**WHAT YOU WILL DO**
Reproduce every entry exactly.

(Data entries)
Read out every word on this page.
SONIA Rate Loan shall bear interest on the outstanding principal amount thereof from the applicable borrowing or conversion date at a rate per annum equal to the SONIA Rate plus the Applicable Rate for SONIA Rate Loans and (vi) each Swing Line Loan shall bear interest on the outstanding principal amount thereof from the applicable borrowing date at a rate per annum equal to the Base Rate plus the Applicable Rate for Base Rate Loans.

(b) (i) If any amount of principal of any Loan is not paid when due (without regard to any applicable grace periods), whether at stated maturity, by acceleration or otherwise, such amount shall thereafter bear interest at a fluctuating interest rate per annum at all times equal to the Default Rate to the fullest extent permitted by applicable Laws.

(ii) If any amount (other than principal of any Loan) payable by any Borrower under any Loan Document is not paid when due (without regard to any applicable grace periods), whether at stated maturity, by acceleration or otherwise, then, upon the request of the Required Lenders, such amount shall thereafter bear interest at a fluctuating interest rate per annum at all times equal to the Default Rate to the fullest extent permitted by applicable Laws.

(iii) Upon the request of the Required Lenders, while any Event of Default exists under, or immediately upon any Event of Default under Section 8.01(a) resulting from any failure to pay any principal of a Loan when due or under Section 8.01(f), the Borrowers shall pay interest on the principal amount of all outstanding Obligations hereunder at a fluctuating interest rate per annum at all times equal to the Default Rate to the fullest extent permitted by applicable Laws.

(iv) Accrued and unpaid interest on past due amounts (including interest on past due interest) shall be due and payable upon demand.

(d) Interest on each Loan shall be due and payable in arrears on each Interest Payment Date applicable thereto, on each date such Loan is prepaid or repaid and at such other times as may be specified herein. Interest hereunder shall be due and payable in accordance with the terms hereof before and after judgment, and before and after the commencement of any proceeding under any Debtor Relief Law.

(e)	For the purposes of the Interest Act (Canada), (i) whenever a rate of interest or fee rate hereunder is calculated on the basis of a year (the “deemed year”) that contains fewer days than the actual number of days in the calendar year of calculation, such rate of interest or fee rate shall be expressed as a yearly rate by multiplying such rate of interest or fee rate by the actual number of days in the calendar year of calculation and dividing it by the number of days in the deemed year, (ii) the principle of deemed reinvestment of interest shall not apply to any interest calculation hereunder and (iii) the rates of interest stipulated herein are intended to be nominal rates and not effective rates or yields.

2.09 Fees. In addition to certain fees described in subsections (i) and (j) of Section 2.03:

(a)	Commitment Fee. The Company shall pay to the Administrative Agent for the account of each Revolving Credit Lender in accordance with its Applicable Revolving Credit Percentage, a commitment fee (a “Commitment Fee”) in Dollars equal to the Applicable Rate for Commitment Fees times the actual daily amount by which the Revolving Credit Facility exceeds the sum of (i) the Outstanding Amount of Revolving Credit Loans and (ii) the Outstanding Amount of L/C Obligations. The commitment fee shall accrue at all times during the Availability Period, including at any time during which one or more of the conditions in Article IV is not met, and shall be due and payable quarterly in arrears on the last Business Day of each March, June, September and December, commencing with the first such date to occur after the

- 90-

**FINAL RESULT**
Read out every word on this page.
SONIA Rate Loan shall bear interest on the outstanding principal amount thereof from the applicable borrowing or conversion date at a rate per annum equal to the SONIA Rate plus the Applicable Rate for SONIA Rate Loans and (vi) each Swing Line Loan shall bear interest on the outstanding principal amount thereof from the applicable borrowing date at a rate per annum equal to the Base Rate plus the Applicable Rate for Base Rate Loans.

(b) (i) If any amount of principal of any Loan is not paid when due (without regard to any applicable grace periods), whether at stated maturity, by acceleration or otherwise, such amount shall thereafter bear interest at a fluctuating interest rate per annum at all times equal to the Default Rate to the fullest extent permitted by applicable Laws.

(ii) If any amount (other than principal of any Loan) payable by any Borrower under any Loan Document is not paid when due (without regard to any applicable grace periods), whether at stated maturity, by acceleration or otherwise, then, upon the request of the Required Lenders, such amount shall thereafter bear interest at a fluctuating interest rate per annum at all times equal to the Default Rate to the fullest extent permitted by applicable Laws.

(iii) Upon the request of the Required Lenders, while any Event of Default exists under, or immediately upon any Event of Default under Section 8.01(a) resulting from any failure to pay any principal of a Loan when due or under Section 8.01(f), the Borrowers shall pay interest on the principal amount of all outstanding Obligations hereunder at a fluctuating interest rate per annum at all times equal to the Default Rate to the fullest extent permitted by applicable Laws.

(iv) Accrued and unpaid interest on past due amounts (including interest on past due interest) shall be due and payable upon demand.

(d) Interest on each Loan shall be due and payable in arrears on each Interest Payment Date applicable thereto, on each date such Loan is prepaid or repaid and at such other times as may be specified herein. Interest hereunder shall be due and payable in accordance with the terms hereof before and after judgment, and before and after the commencement of any proceeding under any Debtor Relief Law.

(e)	For the purposes of the Interest Act (Canada), (i) whenever a rate of interest or fee rate hereunder is calculated on the basis of a year (the “deemed year”) that contains fewer days than the actual number of days in the calendar year of calculation, such rate of interest or fee rate shall be expressed as a yearly rate by multiplying such rate of interest or fee rate by the actual number of days in the calendar year of calculation and dividing it by the number of days in the deemed year, (ii) the principle of deemed reinvestment of interest shall not apply to any interest calculation hereunder and (iii) the rates of interest stipulated herein are intended to be nominal rates and not effective rates or yields.

2.09 Fees. In addition to certain fees described in subsections (i) and (j) of Section 2.03:

(a)	Commitment Fee. The Company shall pay to the Administrative Agent for the account of each Revolving Credit Lender in accordance with its Applicable Revolving Credit Percentage, a commitment fee (a “Commitment Fee”) in Dollars equal to the Applicable Rate for Commitment Fees times the actual daily amount by which the Revolving Credit Facility exceeds the sum of (i) the Outstanding Amount of Revolving Credit Loans and (ii) the Outstanding Amount of L/C Obligations. The commitment fee shall accrue at all times during the Availability Period, including at any time during which one or more of the conditions in Article IV is not met, and shall be due and payable quarterly in arrears on the last Business Day of each March, June, September and December, commencing with the first such date to occur after the

- 90-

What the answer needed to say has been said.